- ROWS -
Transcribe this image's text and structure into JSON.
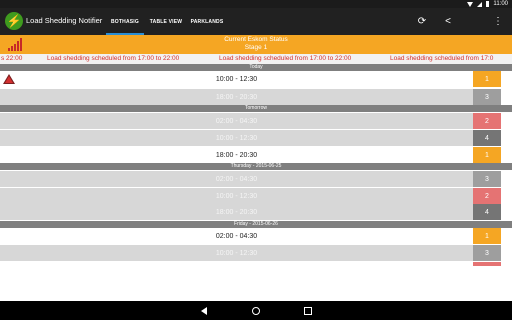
{
  "statusbar": {
    "time": "11:00"
  },
  "appbar": {
    "title": "Load Shedding Notifier",
    "tabs": [
      {
        "label": "BOTHASIG",
        "active": true
      },
      {
        "label": "TABLE VIEW",
        "active": false
      },
      {
        "label": "PARKLANDS",
        "active": false
      }
    ],
    "actions": [
      {
        "icon": "refresh-icon",
        "glyph": "⟳"
      },
      {
        "icon": "share-icon",
        "glyph": "<"
      },
      {
        "icon": "more-icon",
        "glyph": "⋮"
      }
    ]
  },
  "status": {
    "title": "Current Eskom Status",
    "stage": "Stage 1",
    "ticker": [
      "s 22:00",
      "Load shedding scheduled from 17:00 to 22:00",
      "Load shedding scheduled from 17:00 to 22:00",
      "Load shedding scheduled from 17:0"
    ]
  },
  "sections": [
    {
      "label": "Today",
      "slots": [
        {
          "time": "10:00 - 12:30",
          "stage": "1",
          "active": true,
          "warning": true
        },
        {
          "time": "18:00 - 20:30",
          "stage": "3",
          "active": false
        }
      ]
    },
    {
      "label": "Tomorrow",
      "slots": [
        {
          "time": "02:00 - 04:30",
          "stage": "2",
          "active": false
        },
        {
          "time": "10:00 - 12:30",
          "stage": "4",
          "active": false
        },
        {
          "time": "18:00 - 20:30",
          "stage": "1",
          "active": true
        }
      ]
    },
    {
      "label": "Thursday - 2015-06-25",
      "slots": [
        {
          "time": "02:00 - 04:30",
          "stage": "3",
          "active": false
        },
        {
          "time": "10:00 - 12:30",
          "stage": "2",
          "active": false
        },
        {
          "time": "18:00 - 20:30",
          "stage": "4",
          "active": false
        }
      ]
    },
    {
      "label": "Friday - 2015-06-26",
      "slots": [
        {
          "time": "02:00 - 04:30",
          "stage": "1",
          "active": true
        },
        {
          "time": "10:00 - 12:30",
          "stage": "3",
          "active": false
        }
      ]
    }
  ],
  "colors": {
    "header": "#f5a623",
    "stage_1": "#f5a623",
    "stage_2": "#e57373",
    "stage_3": "#9e9e9e",
    "stage_4": "#757575",
    "ticker_text": "#d32f2f",
    "tab_indicator": "#2a8fd6"
  }
}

- WHAT IS BEING ASKED -
Each entry must be retyped word for word, with every image omitted.

- EXERCISE ANSWER -
Transcribe this image's text and structure into JSON.
{
  "statusbar": {
    "time": "11:00"
  },
  "appbar": {
    "title": "Load Shedding Notifier",
    "tabs": [
      {
        "label": "BOTHASIG",
        "active": true
      },
      {
        "label": "TABLE VIEW",
        "active": false
      },
      {
        "label": "PARKLANDS",
        "active": false
      }
    ],
    "actions": [
      {
        "icon": "refresh-icon",
        "glyph": "⟳"
      },
      {
        "icon": "share-icon",
        "glyph": "<"
      },
      {
        "icon": "more-icon",
        "glyph": "⋮"
      }
    ]
  },
  "status": {
    "title": "Current Eskom Status",
    "stage": "Stage 1",
    "ticker": [
      "s 22:00",
      "Load shedding scheduled from 17:00 to 22:00",
      "Load shedding scheduled from 17:00 to 22:00",
      "Load shedding scheduled from 17:0"
    ]
  },
  "sections": [
    {
      "label": "Today",
      "slots": [
        {
          "time": "10:00 - 12:30",
          "stage": "1",
          "active": true,
          "warning": true
        },
        {
          "time": "18:00 - 20:30",
          "stage": "3",
          "active": false
        }
      ]
    },
    {
      "label": "Tomorrow",
      "slots": [
        {
          "time": "02:00 - 04:30",
          "stage": "2",
          "active": false
        },
        {
          "time": "10:00 - 12:30",
          "stage": "4",
          "active": false
        },
        {
          "time": "18:00 - 20:30",
          "stage": "1",
          "active": true
        }
      ]
    },
    {
      "label": "Thursday - 2015-06-25",
      "slots": [
        {
          "time": "02:00 - 04:30",
          "stage": "3",
          "active": false
        },
        {
          "time": "10:00 - 12:30",
          "stage": "2",
          "active": false
        },
        {
          "time": "18:00 - 20:30",
          "stage": "4",
          "active": false
        }
      ]
    },
    {
      "label": "Friday - 2015-06-26",
      "slots": [
        {
          "time": "02:00 - 04:30",
          "stage": "1",
          "active": true
        },
        {
          "time": "10:00 - 12:30",
          "stage": "3",
          "active": false
        }
      ]
    }
  ],
  "colors": {
    "header": "#f5a623",
    "stage_1": "#f5a623",
    "stage_2": "#e57373",
    "stage_3": "#9e9e9e",
    "stage_4": "#757575",
    "ticker_text": "#d32f2f",
    "tab_indicator": "#2a8fd6"
  }
}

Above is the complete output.